Written request: Your task is to give the listing below back word for word, pictures excluded.

Supplied data:
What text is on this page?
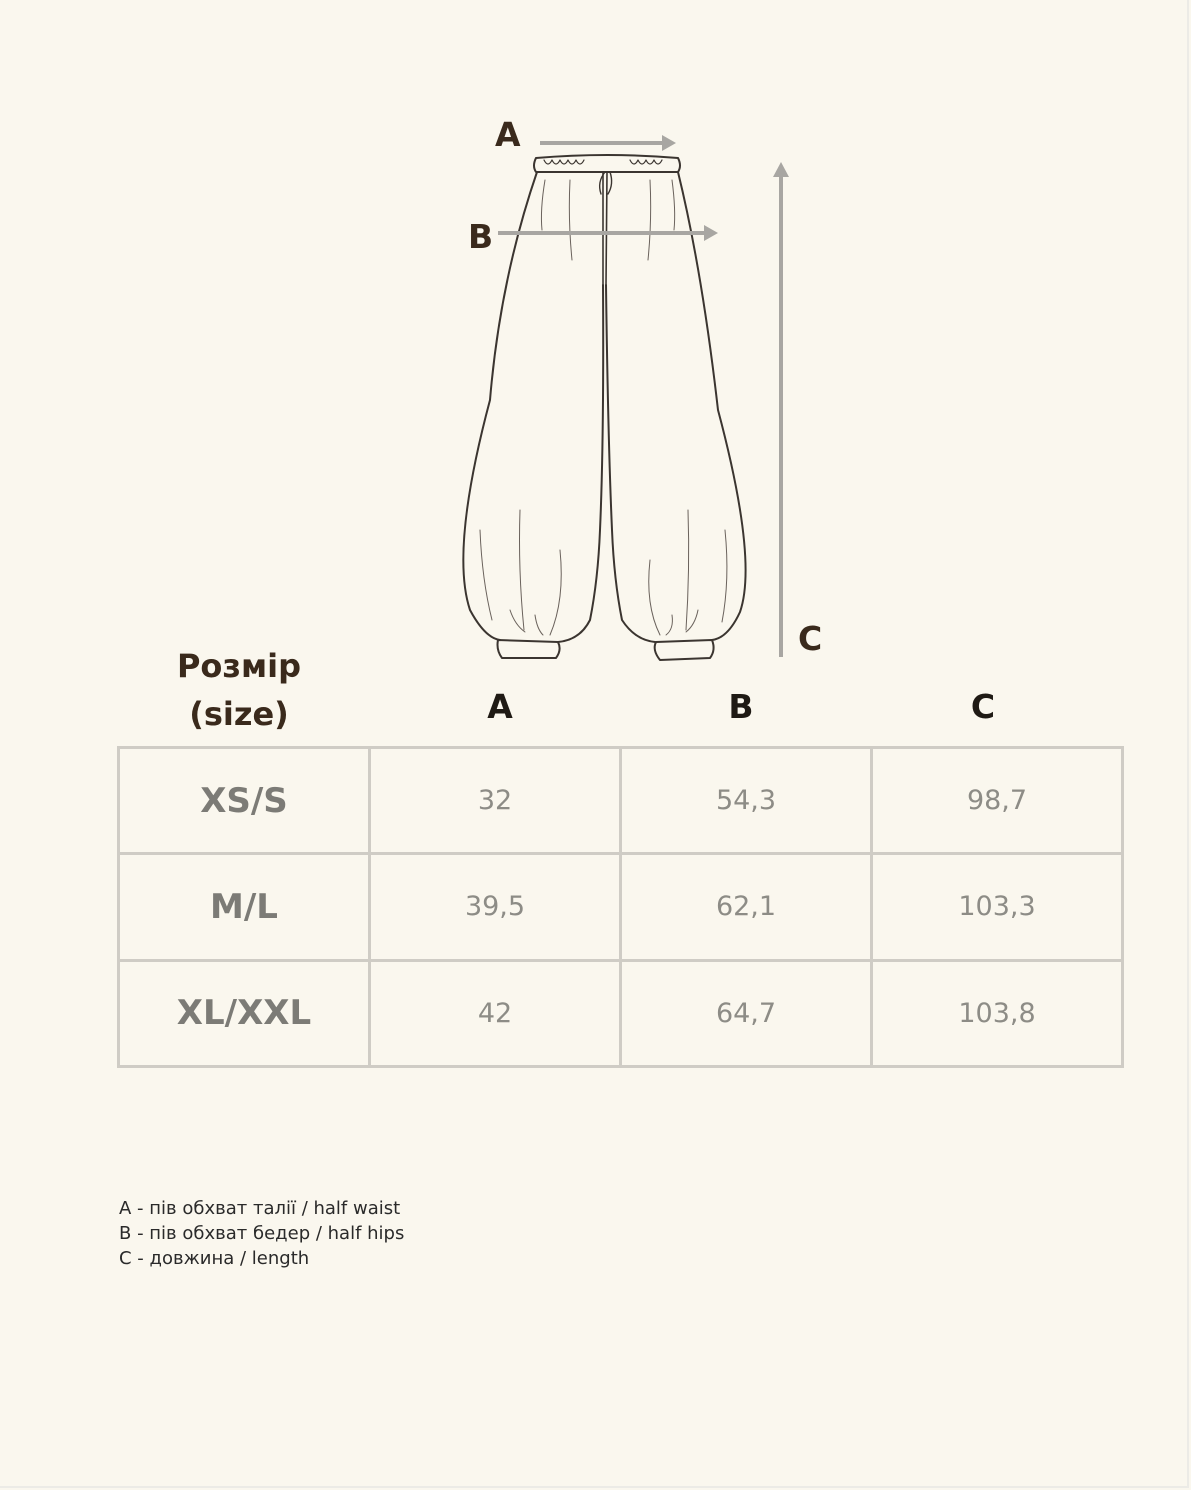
A
B
C
Розмір
(size)	A	B	C
XS/S	32	54,3	98,7
M/L	39,5	62,1	103,3
XL/XXL	42	64,7	103,8
A - пів обхват талії / half waist
B - пів обхват бедер / half hips
C - довжина / length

Answer in full:
What text is on this page?
A
B
C
Розмір
(size)	A	B	C
XS/S	32	54,3	98,7
M/L	39,5	62,1	103,3
XL/XXL	42	64,7	103,8
A - пів обхват талії / half waist
B - пів обхват бедер / half hips
C - довжина / length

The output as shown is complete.